* **Exercise aim**:
Reproduce the entries below in full, word for word.

## Start

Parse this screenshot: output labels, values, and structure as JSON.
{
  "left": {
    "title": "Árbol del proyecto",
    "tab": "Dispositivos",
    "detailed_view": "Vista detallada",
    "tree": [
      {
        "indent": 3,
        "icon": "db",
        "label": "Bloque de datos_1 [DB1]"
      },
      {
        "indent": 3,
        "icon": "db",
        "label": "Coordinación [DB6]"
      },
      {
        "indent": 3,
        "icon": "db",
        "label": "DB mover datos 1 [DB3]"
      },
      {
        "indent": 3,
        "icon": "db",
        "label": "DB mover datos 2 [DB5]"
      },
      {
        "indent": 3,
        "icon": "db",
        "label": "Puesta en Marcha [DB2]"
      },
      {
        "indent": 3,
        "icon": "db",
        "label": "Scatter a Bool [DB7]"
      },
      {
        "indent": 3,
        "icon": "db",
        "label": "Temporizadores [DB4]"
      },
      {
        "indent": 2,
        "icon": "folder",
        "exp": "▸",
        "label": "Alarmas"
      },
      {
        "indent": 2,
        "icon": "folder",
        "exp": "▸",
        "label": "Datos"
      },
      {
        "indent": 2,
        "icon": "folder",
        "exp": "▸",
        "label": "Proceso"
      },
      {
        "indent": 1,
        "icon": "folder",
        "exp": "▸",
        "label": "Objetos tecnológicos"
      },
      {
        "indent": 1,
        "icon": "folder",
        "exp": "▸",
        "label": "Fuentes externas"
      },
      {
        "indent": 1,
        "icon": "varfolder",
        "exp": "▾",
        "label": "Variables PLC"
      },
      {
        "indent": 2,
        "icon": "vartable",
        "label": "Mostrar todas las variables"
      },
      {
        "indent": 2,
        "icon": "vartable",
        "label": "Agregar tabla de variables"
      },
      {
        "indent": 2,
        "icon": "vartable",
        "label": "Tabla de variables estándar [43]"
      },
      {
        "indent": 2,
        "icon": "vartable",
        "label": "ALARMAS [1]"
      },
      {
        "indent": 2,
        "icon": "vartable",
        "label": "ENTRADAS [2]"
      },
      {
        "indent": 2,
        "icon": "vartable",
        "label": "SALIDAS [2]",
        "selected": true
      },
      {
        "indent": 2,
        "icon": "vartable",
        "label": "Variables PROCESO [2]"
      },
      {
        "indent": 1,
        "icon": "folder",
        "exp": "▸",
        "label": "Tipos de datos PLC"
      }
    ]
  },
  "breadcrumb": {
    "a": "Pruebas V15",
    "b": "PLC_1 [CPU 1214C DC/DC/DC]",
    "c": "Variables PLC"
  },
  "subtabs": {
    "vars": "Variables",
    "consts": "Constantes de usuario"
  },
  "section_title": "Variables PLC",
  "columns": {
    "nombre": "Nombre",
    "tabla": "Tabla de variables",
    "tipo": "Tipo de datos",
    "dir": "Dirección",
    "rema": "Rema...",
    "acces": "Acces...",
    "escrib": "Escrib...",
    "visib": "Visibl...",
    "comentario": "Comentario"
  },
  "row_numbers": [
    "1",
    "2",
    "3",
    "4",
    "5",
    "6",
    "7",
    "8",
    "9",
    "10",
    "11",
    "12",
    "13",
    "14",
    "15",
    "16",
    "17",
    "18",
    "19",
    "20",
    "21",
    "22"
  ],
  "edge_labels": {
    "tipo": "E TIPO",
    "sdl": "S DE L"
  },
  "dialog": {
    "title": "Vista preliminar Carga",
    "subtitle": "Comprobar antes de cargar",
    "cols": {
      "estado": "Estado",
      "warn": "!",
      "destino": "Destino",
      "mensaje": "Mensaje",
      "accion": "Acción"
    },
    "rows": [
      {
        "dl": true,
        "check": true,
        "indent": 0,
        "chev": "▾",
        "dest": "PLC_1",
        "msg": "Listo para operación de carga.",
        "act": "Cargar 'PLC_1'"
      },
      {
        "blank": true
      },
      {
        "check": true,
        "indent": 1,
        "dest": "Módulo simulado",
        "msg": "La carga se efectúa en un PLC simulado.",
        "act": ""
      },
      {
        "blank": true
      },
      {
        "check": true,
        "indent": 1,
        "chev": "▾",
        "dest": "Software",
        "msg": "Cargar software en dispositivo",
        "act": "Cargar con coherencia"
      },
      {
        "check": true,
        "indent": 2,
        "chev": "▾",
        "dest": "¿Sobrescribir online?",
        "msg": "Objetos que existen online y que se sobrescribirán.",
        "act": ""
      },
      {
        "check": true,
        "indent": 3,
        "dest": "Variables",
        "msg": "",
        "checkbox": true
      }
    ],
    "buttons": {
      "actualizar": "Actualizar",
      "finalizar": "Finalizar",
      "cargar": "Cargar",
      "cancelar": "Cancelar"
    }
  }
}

## End

* **Problem solution**:
Parse this screenshot: output labels, values, and structure as JSON.
{
  "left": {
    "title": "Árbol del proyecto",
    "tab": "Dispositivos",
    "detailed_view": "Vista detallada",
    "tree": [
      {
        "indent": 3,
        "icon": "db",
        "label": "Bloque de datos_1 [DB1]"
      },
      {
        "indent": 3,
        "icon": "db",
        "label": "Coordinación [DB6]"
      },
      {
        "indent": 3,
        "icon": "db",
        "label": "DB mover datos 1 [DB3]"
      },
      {
        "indent": 3,
        "icon": "db",
        "label": "DB mover datos 2 [DB5]"
      },
      {
        "indent": 3,
        "icon": "db",
        "label": "Puesta en Marcha [DB2]"
      },
      {
        "indent": 3,
        "icon": "db",
        "label": "Scatter a Bool [DB7]"
      },
      {
        "indent": 3,
        "icon": "db",
        "label": "Temporizadores [DB4]"
      },
      {
        "indent": 2,
        "icon": "folder",
        "exp": "▸",
        "label": "Alarmas"
      },
      {
        "indent": 2,
        "icon": "folder",
        "exp": "▸",
        "label": "Datos"
      },
      {
        "indent": 2,
        "icon": "folder",
        "exp": "▸",
        "label": "Proceso"
      },
      {
        "indent": 1,
        "icon": "folder",
        "exp": "▸",
        "label": "Objetos tecnológicos"
      },
      {
        "indent": 1,
        "icon": "folder",
        "exp": "▸",
        "label": "Fuentes externas"
      },
      {
        "indent": 1,
        "icon": "varfolder",
        "exp": "▾",
        "label": "Variables PLC"
      },
      {
        "indent": 2,
        "icon": "vartable",
        "label": "Mostrar todas las variables"
      },
      {
        "indent": 2,
        "icon": "vartable",
        "label": "Agregar tabla de variables"
      },
      {
        "indent": 2,
        "icon": "vartable",
        "label": "Tabla de variables estándar [43]"
      },
      {
        "indent": 2,
        "icon": "vartable",
        "label": "ALARMAS [1]"
      },
      {
        "indent": 2,
        "icon": "vartable",
        "label": "ENTRADAS [2]"
      },
      {
        "indent": 2,
        "icon": "vartable",
        "label": "SALIDAS [2]",
        "selected": true
      },
      {
        "indent": 2,
        "icon": "vartable",
        "label": "Variables PROCESO [2]"
      },
      {
        "indent": 1,
        "icon": "folder",
        "exp": "▸",
        "label": "Tipos de datos PLC"
      }
    ]
  },
  "breadcrumb": {
    "a": "Pruebas V15",
    "b": "PLC_1 [CPU 1214C DC/DC/DC]",
    "c": "Variables PLC"
  },
  "subtabs": {
    "vars": "Variables",
    "consts": "Constantes de usuario"
  },
  "section_title": "Variables PLC",
  "columns": {
    "nombre": "Nombre",
    "tabla": "Tabla de variables",
    "tipo": "Tipo de datos",
    "dir": "Dirección",
    "rema": "Rema...",
    "acces": "Acces...",
    "escrib": "Escrib...",
    "visib": "Visibl...",
    "comentario": "Comentario"
  },
  "row_numbers": [
    "1",
    "2",
    "3",
    "4",
    "5",
    "6",
    "7",
    "8",
    "9",
    "10",
    "11",
    "12",
    "13",
    "14",
    "15",
    "16",
    "17",
    "18",
    "19",
    "20",
    "21",
    "22"
  ],
  "edge_labels": {
    "tipo": "E TIPO",
    "sdl": "S DE L"
  },
  "dialog": {
    "title": "Vista preliminar Carga",
    "subtitle": "Comprobar antes de cargar",
    "cols": {
      "estado": "Estado",
      "warn": "!",
      "destino": "Destino",
      "mensaje": "Mensaje",
      "accion": "Acción"
    },
    "rows": [
      {
        "dl": true,
        "check": true,
        "indent": 0,
        "chev": "▾",
        "dest": "PLC_1",
        "msg": "Listo para operación de carga.",
        "act": "Cargar 'PLC_1'"
      },
      {
        "blank": true
      },
      {
        "check": true,
        "indent": 1,
        "dest": "Módulo simulado",
        "msg": "La carga se efectúa en un PLC simulado.",
        "act": ""
      },
      {
        "blank": true
      },
      {
        "check": true,
        "indent": 1,
        "chev": "▾",
        "dest": "Software",
        "msg": "Cargar software en dispositivo",
        "act": "Cargar con coherencia"
      },
      {
        "check": true,
        "indent": 2,
        "chev": "▾",
        "dest": "¿Sobrescribir online?",
        "msg": "Objetos que existen online y que se sobrescribirán.",
        "act": ""
      },
      {
        "check": true,
        "indent": 3,
        "dest": "Variables",
        "msg": "",
        "checkbox": true
      }
    ],
    "buttons": {
      "actualizar": "Actualizar",
      "finalizar": "Finalizar",
      "cargar": "Cargar",
      "cancelar": "Cancelar"
    }
  }
}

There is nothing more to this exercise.